- Stated task -
Work out how many lines hold the string "summary". Give that number and nothing more.

- Records -
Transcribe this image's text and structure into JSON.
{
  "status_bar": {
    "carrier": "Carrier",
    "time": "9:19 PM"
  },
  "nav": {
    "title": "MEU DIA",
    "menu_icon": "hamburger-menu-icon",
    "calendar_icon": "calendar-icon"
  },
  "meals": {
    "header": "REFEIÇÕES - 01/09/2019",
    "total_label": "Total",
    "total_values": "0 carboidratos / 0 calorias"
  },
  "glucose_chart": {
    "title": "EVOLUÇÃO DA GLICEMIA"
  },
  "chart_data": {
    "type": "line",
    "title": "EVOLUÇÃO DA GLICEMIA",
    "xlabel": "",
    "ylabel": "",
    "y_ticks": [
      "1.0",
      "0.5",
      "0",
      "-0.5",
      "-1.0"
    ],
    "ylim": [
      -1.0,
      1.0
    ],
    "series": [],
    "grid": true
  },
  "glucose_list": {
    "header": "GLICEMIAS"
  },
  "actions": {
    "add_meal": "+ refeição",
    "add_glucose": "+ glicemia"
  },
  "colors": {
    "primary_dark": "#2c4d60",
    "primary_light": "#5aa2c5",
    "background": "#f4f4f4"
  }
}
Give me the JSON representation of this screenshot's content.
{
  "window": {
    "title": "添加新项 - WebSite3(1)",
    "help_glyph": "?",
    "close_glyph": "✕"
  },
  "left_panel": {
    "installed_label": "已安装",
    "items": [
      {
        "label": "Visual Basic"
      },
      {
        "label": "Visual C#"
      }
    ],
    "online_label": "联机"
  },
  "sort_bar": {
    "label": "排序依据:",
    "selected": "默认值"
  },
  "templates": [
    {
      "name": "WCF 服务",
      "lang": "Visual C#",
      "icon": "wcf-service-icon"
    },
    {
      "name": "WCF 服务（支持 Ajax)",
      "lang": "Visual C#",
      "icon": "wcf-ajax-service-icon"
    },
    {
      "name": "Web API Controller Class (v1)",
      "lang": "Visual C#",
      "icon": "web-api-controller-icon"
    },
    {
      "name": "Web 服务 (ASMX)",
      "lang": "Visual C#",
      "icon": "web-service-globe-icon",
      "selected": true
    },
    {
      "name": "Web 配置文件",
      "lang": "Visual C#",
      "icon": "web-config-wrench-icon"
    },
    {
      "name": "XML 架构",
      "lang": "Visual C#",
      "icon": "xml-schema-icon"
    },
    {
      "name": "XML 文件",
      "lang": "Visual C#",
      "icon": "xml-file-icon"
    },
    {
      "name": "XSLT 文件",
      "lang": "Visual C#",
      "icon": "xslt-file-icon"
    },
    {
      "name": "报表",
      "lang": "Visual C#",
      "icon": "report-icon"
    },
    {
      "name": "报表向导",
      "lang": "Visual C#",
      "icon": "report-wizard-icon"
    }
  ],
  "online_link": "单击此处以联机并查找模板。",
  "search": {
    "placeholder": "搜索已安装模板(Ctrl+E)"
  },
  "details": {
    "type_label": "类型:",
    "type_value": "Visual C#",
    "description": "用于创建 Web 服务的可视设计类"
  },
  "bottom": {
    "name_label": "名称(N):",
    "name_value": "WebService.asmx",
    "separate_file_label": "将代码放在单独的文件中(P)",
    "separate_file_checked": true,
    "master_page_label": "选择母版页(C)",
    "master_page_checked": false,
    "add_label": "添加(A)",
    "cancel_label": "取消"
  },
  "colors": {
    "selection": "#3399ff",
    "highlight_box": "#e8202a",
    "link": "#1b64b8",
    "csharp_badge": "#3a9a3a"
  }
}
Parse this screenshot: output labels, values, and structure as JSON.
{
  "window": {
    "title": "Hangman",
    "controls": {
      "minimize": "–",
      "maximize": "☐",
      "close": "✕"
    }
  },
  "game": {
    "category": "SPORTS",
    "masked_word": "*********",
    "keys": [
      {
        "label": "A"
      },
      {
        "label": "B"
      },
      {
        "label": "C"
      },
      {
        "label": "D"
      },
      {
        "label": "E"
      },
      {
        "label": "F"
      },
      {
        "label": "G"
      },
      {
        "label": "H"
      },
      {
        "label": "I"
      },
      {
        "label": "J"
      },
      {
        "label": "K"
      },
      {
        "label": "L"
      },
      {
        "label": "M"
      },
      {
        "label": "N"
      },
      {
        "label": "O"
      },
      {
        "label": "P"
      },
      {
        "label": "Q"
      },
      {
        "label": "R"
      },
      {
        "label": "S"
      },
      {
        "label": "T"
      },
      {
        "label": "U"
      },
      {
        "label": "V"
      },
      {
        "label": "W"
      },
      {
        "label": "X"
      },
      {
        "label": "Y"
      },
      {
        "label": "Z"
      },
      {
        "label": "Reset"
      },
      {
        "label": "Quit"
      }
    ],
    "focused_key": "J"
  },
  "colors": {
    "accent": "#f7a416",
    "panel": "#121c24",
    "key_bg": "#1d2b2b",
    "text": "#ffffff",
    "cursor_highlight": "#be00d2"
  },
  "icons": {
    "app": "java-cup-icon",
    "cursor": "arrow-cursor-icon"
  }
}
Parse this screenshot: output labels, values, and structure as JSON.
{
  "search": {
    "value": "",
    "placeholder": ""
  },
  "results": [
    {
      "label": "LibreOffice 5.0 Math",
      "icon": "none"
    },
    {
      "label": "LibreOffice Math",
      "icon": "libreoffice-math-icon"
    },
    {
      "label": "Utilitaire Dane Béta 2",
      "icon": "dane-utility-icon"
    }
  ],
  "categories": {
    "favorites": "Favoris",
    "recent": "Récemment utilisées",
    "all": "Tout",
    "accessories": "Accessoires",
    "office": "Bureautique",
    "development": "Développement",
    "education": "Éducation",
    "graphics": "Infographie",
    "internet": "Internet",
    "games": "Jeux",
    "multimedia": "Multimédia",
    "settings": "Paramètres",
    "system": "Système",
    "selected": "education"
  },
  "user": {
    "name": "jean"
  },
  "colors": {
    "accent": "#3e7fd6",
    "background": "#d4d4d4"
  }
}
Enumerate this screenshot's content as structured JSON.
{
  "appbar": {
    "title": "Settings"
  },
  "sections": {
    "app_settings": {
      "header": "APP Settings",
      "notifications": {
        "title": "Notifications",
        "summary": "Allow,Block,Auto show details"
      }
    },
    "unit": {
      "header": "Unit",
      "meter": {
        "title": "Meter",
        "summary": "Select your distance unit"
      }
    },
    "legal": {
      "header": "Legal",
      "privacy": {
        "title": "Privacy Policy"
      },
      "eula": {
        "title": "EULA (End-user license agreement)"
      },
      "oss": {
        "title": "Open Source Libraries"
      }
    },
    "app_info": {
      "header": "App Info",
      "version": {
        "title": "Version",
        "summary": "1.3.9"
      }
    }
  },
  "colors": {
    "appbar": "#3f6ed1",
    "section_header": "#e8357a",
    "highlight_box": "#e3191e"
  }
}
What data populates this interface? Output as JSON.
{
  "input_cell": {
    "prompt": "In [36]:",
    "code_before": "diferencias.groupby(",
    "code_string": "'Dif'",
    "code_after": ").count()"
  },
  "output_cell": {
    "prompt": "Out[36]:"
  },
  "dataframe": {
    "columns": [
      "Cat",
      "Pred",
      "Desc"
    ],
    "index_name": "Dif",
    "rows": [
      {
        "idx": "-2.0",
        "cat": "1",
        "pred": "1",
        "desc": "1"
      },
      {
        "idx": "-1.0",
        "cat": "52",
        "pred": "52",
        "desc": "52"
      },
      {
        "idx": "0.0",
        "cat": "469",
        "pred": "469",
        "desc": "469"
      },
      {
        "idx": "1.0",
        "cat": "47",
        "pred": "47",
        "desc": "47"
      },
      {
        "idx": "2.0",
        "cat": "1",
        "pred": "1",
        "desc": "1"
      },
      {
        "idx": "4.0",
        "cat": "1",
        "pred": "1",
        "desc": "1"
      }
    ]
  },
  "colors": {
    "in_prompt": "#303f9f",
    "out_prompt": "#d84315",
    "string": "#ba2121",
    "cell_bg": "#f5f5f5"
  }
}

- Written response -
3